WHAT IS ASKED: Find the string "right" in the entries and copy each line that has it.
━━━━━ RECORDS FOR PROCESSING ━━━━━
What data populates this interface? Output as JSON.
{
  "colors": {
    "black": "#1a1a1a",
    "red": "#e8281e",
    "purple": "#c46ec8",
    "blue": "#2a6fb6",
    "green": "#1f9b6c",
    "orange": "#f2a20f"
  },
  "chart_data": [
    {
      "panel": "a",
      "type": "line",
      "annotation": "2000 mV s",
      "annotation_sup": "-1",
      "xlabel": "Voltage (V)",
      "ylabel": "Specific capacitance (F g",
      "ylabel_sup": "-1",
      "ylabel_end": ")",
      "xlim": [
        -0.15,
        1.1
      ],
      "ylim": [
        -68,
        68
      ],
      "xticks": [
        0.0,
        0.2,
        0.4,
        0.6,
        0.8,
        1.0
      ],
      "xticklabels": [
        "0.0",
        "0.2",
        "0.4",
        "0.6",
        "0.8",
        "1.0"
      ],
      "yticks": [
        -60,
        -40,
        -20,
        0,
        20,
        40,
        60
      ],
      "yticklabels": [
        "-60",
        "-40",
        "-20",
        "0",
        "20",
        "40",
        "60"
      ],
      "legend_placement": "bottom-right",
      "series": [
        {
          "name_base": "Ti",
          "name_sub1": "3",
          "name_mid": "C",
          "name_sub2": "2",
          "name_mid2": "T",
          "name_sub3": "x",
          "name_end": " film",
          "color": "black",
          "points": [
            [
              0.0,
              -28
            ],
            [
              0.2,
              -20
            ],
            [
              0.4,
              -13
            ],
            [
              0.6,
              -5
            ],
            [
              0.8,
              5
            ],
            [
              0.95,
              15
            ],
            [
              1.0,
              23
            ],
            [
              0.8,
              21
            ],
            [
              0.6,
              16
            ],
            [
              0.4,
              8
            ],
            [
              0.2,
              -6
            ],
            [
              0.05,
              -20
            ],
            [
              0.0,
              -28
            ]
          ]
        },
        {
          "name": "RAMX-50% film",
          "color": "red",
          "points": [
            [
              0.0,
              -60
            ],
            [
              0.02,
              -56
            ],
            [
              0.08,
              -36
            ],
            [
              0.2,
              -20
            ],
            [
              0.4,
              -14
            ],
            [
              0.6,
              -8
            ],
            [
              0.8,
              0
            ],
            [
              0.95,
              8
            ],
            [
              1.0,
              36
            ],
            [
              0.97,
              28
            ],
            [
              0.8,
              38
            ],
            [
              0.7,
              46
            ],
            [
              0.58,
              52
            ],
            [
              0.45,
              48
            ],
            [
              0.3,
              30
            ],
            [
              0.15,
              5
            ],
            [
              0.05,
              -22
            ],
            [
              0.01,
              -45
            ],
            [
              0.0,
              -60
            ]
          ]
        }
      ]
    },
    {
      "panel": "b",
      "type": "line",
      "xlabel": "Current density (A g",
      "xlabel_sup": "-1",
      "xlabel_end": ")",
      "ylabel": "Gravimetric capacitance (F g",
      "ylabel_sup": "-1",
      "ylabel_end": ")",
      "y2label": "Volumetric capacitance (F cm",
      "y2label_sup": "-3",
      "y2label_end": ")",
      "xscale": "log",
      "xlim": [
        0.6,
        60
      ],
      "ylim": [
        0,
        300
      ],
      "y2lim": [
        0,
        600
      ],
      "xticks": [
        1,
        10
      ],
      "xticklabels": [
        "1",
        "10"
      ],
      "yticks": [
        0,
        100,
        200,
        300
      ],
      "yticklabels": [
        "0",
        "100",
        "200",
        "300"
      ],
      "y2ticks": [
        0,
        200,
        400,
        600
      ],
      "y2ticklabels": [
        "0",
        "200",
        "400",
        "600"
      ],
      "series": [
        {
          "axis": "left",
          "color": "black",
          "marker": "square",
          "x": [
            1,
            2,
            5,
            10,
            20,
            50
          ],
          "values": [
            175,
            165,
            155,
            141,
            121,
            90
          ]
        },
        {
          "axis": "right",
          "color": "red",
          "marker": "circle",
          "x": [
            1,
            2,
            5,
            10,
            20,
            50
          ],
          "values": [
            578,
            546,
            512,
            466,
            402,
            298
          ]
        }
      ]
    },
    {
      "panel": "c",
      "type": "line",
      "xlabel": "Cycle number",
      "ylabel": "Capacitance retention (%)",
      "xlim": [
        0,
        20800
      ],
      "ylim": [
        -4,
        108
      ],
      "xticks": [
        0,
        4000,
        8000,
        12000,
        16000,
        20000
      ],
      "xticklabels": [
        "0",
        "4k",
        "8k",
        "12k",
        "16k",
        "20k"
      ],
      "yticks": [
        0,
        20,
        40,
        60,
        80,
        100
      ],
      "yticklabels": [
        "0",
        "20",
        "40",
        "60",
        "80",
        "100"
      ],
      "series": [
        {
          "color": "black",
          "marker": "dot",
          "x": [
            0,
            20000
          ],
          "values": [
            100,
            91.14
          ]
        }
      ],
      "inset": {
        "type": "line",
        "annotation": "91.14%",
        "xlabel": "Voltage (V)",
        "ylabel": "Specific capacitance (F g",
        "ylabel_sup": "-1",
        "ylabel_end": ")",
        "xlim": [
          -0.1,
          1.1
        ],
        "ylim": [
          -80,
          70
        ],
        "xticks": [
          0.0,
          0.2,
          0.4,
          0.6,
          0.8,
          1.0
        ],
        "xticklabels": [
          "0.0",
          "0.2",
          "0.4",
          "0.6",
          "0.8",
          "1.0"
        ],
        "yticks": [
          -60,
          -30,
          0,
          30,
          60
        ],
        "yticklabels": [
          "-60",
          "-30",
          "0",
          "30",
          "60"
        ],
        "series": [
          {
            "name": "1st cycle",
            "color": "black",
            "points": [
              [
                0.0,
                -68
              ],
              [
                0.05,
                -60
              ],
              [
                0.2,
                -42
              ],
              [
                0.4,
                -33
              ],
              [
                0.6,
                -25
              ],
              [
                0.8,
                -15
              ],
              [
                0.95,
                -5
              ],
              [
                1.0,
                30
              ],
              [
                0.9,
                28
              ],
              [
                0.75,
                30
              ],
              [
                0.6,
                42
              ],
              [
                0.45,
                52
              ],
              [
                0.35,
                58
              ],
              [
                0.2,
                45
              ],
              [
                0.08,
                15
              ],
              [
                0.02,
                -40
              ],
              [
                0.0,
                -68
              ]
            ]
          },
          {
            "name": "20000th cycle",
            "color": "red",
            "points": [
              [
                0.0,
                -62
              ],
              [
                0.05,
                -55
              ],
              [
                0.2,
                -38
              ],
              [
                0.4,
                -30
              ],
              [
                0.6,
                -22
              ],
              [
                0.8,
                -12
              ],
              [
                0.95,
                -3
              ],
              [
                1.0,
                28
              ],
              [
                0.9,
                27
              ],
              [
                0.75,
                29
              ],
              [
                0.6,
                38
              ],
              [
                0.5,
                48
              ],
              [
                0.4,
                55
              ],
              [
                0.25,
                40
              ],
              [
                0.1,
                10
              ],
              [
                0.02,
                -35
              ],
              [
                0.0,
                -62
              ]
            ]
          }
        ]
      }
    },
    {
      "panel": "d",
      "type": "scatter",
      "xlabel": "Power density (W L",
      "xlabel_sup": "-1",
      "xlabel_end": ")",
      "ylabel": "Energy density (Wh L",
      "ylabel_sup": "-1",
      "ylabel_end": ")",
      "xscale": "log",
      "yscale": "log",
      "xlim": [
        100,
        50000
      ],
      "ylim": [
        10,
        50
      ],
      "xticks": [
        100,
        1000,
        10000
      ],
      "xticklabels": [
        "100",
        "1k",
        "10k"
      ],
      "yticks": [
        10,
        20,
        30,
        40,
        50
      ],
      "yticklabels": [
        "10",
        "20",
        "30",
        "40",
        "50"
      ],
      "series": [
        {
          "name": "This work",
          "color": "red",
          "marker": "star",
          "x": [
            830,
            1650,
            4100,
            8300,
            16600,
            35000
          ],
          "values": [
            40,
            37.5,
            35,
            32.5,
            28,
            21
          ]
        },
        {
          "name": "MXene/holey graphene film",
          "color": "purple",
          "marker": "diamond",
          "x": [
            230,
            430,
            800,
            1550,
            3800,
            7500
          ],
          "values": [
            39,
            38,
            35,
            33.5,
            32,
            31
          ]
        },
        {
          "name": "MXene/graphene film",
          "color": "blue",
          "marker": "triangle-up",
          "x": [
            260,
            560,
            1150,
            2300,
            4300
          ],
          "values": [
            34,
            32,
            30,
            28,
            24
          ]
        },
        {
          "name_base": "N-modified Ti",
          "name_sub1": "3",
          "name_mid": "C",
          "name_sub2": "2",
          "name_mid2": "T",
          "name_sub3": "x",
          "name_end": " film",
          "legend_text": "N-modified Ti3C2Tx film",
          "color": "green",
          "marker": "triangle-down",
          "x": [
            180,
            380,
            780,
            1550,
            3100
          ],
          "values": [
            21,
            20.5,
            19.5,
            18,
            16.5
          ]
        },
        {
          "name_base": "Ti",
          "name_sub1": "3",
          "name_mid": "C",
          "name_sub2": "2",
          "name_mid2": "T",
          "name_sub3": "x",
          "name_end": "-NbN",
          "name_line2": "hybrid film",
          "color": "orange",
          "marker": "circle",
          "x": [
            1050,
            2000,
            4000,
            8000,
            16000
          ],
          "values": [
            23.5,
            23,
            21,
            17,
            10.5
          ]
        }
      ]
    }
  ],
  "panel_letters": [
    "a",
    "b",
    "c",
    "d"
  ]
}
━━━━━
REPLY TO THE TASK:
      "legend_placement": "bottom-right",
          "axis": "right",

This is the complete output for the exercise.